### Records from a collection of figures
┌──

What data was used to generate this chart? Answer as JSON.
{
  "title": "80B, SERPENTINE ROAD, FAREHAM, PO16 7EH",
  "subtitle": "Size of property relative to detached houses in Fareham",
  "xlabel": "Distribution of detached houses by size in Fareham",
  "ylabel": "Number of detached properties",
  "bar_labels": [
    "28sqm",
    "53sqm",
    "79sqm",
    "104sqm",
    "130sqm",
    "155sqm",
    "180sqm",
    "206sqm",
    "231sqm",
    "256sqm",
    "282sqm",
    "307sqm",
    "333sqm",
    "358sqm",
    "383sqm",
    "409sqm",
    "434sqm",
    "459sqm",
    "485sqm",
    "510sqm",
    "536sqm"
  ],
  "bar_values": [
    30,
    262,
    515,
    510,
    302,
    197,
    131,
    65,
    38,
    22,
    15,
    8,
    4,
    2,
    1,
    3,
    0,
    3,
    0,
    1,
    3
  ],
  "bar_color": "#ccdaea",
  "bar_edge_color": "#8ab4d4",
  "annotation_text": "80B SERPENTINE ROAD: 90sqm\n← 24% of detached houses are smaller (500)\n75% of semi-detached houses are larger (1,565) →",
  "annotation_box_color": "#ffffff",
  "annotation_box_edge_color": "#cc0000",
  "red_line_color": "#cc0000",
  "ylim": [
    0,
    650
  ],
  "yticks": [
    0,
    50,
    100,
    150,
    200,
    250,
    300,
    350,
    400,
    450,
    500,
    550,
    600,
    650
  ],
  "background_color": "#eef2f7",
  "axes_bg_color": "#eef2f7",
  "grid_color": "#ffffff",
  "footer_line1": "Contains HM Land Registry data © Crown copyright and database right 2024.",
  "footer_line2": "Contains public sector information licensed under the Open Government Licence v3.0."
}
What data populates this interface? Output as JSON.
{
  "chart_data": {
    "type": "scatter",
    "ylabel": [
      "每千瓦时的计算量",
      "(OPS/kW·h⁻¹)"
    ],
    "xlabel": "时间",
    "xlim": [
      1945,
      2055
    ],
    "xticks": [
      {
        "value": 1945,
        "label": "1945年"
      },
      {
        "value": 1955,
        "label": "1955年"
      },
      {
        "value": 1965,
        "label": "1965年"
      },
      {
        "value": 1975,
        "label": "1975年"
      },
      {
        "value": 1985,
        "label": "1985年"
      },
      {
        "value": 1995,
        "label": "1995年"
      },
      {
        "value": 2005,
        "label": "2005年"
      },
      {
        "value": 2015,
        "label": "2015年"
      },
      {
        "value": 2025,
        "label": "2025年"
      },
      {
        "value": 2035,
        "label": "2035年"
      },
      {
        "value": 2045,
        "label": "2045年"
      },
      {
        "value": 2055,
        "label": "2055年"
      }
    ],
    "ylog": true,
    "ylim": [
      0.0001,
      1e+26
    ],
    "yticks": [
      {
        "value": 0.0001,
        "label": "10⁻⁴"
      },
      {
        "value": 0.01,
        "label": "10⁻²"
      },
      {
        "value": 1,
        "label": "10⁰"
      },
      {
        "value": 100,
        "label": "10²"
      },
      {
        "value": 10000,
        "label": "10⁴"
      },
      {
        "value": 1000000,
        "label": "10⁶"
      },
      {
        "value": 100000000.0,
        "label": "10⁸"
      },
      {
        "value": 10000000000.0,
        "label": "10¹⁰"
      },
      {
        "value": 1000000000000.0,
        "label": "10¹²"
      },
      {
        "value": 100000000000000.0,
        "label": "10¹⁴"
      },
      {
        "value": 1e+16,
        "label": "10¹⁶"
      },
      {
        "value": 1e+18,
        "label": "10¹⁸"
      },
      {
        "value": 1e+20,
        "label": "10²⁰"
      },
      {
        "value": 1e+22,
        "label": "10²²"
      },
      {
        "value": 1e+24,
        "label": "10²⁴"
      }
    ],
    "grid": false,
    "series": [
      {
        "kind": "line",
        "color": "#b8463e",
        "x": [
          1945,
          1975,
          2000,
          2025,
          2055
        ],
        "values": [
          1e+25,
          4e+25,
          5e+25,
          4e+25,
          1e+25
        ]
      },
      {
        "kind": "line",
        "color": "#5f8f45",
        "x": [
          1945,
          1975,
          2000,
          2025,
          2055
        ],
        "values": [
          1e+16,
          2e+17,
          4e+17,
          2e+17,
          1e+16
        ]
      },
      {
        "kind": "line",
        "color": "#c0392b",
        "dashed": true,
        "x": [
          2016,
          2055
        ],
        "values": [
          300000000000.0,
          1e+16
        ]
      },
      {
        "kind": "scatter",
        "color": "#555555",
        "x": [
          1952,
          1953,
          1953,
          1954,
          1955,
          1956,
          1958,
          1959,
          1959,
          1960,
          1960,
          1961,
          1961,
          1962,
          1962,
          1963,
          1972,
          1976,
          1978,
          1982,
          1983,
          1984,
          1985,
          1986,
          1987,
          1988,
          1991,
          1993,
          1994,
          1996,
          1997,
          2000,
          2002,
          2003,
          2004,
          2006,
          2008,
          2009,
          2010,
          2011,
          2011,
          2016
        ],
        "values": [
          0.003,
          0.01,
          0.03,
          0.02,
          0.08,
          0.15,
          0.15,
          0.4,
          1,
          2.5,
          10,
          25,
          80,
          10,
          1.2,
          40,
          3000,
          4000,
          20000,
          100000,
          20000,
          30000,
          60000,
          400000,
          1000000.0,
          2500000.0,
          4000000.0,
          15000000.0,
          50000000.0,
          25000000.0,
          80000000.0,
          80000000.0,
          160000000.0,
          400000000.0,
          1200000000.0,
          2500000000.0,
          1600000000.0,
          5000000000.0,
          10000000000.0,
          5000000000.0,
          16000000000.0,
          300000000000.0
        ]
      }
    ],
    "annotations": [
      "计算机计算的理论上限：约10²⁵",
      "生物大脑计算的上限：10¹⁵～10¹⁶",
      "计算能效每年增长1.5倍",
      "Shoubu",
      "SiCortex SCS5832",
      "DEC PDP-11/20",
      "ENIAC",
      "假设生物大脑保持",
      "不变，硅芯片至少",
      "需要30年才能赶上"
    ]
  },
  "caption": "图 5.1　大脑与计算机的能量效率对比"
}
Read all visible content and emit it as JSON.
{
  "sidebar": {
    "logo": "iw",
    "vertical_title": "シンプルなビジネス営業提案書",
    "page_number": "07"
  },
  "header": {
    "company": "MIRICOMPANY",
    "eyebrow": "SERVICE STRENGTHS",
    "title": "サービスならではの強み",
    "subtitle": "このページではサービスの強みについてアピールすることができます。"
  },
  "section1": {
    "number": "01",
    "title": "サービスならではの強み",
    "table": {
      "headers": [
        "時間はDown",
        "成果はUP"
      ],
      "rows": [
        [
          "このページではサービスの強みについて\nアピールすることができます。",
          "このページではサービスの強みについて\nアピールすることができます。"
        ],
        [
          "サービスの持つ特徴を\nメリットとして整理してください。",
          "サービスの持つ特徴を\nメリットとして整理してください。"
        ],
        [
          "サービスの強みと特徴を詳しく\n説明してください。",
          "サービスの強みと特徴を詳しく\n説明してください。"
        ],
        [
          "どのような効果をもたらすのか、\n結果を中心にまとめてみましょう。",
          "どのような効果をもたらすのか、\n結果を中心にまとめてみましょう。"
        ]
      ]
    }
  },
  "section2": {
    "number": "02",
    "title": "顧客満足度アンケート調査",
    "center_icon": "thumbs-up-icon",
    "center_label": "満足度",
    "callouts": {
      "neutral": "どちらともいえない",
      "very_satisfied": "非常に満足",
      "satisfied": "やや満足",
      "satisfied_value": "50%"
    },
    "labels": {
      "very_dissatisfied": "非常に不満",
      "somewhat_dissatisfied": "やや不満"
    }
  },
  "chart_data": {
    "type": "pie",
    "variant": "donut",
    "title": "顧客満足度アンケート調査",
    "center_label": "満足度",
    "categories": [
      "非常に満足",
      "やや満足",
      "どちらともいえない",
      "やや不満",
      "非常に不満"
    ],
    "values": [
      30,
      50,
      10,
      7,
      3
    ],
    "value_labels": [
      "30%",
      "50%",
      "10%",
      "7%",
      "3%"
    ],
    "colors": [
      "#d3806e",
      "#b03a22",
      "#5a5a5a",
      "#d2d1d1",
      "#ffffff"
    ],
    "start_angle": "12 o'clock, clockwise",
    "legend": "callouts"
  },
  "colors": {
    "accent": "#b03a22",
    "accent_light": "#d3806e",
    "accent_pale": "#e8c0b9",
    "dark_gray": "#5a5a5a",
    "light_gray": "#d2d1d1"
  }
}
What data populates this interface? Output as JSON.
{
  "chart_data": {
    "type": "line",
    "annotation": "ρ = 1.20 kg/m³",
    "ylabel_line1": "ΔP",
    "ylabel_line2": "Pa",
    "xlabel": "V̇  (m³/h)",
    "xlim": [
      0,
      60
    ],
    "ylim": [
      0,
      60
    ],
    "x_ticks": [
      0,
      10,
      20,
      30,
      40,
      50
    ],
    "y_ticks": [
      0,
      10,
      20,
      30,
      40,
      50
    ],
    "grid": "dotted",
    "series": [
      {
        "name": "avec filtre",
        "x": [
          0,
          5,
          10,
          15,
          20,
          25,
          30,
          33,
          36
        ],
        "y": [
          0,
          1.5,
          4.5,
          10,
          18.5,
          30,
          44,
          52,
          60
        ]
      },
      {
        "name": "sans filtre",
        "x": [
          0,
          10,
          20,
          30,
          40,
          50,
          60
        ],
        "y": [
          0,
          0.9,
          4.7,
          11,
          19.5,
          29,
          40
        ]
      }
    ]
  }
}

└──

### Exercise directions
Go over the entries above and say how many lines hold the string "n結果を中心にまとめてみましょう", with no other text.

### Written answer
2